DATA LINES –
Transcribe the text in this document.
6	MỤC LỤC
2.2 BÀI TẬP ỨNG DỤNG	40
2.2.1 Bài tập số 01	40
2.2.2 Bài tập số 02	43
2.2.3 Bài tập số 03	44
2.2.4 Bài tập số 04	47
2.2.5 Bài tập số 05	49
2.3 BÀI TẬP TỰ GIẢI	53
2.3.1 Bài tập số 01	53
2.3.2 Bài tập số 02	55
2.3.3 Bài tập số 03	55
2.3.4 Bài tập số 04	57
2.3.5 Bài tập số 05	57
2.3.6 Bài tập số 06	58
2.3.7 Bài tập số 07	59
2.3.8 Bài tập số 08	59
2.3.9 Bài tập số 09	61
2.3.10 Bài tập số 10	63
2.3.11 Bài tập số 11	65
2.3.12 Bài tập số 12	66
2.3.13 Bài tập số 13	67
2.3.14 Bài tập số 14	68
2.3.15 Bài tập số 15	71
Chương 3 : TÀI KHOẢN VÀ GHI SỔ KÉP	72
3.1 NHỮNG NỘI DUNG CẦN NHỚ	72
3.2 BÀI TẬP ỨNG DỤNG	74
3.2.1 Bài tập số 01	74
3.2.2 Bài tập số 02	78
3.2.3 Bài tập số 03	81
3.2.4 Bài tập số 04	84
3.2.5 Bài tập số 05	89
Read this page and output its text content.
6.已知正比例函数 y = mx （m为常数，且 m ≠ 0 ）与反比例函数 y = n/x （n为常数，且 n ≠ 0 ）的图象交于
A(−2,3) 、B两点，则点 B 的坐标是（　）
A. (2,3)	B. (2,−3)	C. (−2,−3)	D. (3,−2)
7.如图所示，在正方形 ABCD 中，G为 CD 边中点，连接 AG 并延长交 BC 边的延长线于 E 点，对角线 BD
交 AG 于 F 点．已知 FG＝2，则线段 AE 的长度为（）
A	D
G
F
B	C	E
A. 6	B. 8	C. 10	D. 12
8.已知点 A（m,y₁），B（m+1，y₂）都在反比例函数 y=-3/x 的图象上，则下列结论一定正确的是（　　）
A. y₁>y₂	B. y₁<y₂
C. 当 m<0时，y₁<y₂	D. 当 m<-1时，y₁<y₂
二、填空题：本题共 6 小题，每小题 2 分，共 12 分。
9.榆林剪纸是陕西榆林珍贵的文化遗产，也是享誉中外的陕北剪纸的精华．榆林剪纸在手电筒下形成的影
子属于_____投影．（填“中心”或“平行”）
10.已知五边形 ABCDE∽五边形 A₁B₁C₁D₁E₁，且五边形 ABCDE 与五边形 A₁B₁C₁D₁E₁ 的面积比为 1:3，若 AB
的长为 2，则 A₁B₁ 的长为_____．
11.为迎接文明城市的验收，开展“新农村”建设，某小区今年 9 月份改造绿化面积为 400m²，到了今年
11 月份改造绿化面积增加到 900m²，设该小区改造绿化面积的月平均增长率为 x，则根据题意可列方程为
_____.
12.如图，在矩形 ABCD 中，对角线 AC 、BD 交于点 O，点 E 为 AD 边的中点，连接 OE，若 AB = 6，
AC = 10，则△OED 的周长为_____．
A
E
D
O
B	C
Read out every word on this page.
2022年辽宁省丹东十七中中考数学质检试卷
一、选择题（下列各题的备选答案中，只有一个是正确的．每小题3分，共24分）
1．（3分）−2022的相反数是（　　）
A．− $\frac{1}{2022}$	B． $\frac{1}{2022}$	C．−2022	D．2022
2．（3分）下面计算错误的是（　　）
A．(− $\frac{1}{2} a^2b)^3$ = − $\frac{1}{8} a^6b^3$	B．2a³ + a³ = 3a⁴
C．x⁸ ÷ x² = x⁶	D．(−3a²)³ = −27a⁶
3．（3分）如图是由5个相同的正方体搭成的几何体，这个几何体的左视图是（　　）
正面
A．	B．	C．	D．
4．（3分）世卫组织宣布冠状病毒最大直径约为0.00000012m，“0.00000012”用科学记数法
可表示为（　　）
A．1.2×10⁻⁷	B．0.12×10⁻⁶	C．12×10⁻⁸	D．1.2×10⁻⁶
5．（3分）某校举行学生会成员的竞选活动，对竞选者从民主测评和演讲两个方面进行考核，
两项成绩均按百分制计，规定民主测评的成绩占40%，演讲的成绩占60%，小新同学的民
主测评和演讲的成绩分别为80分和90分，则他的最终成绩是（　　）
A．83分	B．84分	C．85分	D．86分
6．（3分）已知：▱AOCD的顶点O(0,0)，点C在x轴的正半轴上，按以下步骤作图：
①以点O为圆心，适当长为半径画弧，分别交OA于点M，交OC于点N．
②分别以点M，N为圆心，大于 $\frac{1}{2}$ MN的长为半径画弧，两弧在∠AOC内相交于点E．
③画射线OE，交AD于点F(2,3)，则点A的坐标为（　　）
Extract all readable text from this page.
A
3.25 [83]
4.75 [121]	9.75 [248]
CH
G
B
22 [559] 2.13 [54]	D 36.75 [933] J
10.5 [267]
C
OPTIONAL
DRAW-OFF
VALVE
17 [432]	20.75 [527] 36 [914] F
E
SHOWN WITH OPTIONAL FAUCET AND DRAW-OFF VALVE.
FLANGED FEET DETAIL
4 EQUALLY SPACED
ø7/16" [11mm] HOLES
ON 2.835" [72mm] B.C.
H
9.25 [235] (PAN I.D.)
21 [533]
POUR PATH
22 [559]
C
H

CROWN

WHAT YOU HAVE TO DO –
Retype all the records, matching them exactly.

PROBLEM SOLUTION –
Transcribe the text in this document.
6	MỤC LỤC
2.2 BÀI TẬP ỨNG DỤNG	40
2.2.1 Bài tập số 01	40
2.2.2 Bài tập số 02	43
2.2.3 Bài tập số 03	44
2.2.4 Bài tập số 04	47
2.2.5 Bài tập số 05	49
2.3 BÀI TẬP TỰ GIẢI	53
2.3.1 Bài tập số 01	53
2.3.2 Bài tập số 02	55
2.3.3 Bài tập số 03	55
2.3.4 Bài tập số 04	57
2.3.5 Bài tập số 05	57
2.3.6 Bài tập số 06	58
2.3.7 Bài tập số 07	59
2.3.8 Bài tập số 08	59
2.3.9 Bài tập số 09	61
2.3.10 Bài tập số 10	63
2.3.11 Bài tập số 11	65
2.3.12 Bài tập số 12	66
2.3.13 Bài tập số 13	67
2.3.14 Bài tập số 14	68
2.3.15 Bài tập số 15	71
Chương 3 : TÀI KHOẢN VÀ GHI SỔ KÉP	72
3.1 NHỮNG NỘI DUNG CẦN NHỚ	72
3.2 BÀI TẬP ỨNG DỤNG	74
3.2.1 Bài tập số 01	74
3.2.2 Bài tập số 02	78
3.2.3 Bài tập số 03	81
3.2.4 Bài tập số 04	84
3.2.5 Bài tập số 05	89
Read this page and output its text content.
6.已知正比例函数 y = mx （m为常数，且 m ≠ 0 ）与反比例函数 y = n/x （n为常数，且 n ≠ 0 ）的图象交于
A(−2,3) 、B两点，则点 B 的坐标是（　）
A. (2,3)	B. (2,−3)	C. (−2,−3)	D. (3,−2)
7.如图所示，在正方形 ABCD 中，G为 CD 边中点，连接 AG 并延长交 BC 边的延长线于 E 点，对角线 BD
交 AG 于 F 点．已知 FG＝2，则线段 AE 的长度为（）
A	D
G
F
B	C	E
A. 6	B. 8	C. 10	D. 12
8.已知点 A（m,y₁），B（m+1，y₂）都在反比例函数 y=-3/x 的图象上，则下列结论一定正确的是（　　）
A. y₁>y₂	B. y₁<y₂
C. 当 m<0时，y₁<y₂	D. 当 m<-1时，y₁<y₂
二、填空题：本题共 6 小题，每小题 2 分，共 12 分。
9.榆林剪纸是陕西榆林珍贵的文化遗产，也是享誉中外的陕北剪纸的精华．榆林剪纸在手电筒下形成的影
子属于_____投影．（填“中心”或“平行”）
10.已知五边形 ABCDE∽五边形 A₁B₁C₁D₁E₁，且五边形 ABCDE 与五边形 A₁B₁C₁D₁E₁ 的面积比为 1:3，若 AB
的长为 2，则 A₁B₁ 的长为_____．
11.为迎接文明城市的验收，开展“新农村”建设，某小区今年 9 月份改造绿化面积为 400m²，到了今年
11 月份改造绿化面积增加到 900m²，设该小区改造绿化面积的月平均增长率为 x，则根据题意可列方程为
_____.
12.如图，在矩形 ABCD 中，对角线 AC 、BD 交于点 O，点 E 为 AD 边的中点，连接 OE，若 AB = 6，
AC = 10，则△OED 的周长为_____．
A
E
D
O
B	C
Read out every word on this page.
2022年辽宁省丹东十七中中考数学质检试卷
一、选择题（下列各题的备选答案中，只有一个是正确的．每小题3分，共24分）
1．（3分）−2022的相反数是（　　）
A．− $\frac{1}{2022}$	B． $\frac{1}{2022}$	C．−2022	D．2022
2．（3分）下面计算错误的是（　　）
A．(− $\frac{1}{2} a^2b)^3$ = − $\frac{1}{8} a^6b^3$	B．2a³ + a³ = 3a⁴
C．x⁸ ÷ x² = x⁶	D．(−3a²)³ = −27a⁶
3．（3分）如图是由5个相同的正方体搭成的几何体，这个几何体的左视图是（　　）
正面
A．	B．	C．	D．
4．（3分）世卫组织宣布冠状病毒最大直径约为0.00000012m，“0.00000012”用科学记数法
可表示为（　　）
A．1.2×10⁻⁷	B．0.12×10⁻⁶	C．12×10⁻⁸	D．1.2×10⁻⁶
5．（3分）某校举行学生会成员的竞选活动，对竞选者从民主测评和演讲两个方面进行考核，
两项成绩均按百分制计，规定民主测评的成绩占40%，演讲的成绩占60%，小新同学的民
主测评和演讲的成绩分别为80分和90分，则他的最终成绩是（　　）
A．83分	B．84分	C．85分	D．86分
6．（3分）已知：▱AOCD的顶点O(0,0)，点C在x轴的正半轴上，按以下步骤作图：
①以点O为圆心，适当长为半径画弧，分别交OA于点M，交OC于点N．
②分别以点M，N为圆心，大于 $\frac{1}{2}$ MN的长为半径画弧，两弧在∠AOC内相交于点E．
③画射线OE，交AD于点F(2,3)，则点A的坐标为（　　）
Extract all readable text from this page.
A
3.25 [83]
4.75 [121]	9.75 [248]
CH
G
B
22 [559] 2.13 [54]	D 36.75 [933] J
10.5 [267]
C
OPTIONAL
DRAW-OFF
VALVE
17 [432]	20.75 [527] 36 [914] F
E
SHOWN WITH OPTIONAL FAUCET AND DRAW-OFF VALVE.
FLANGED FEET DETAIL
4 EQUALLY SPACED
ø7/16" [11mm] HOLES
ON 2.835" [72mm] B.C.
H
9.25 [235] (PAN I.D.)
21 [533]
POUR PATH
22 [559]
C
H

CROWN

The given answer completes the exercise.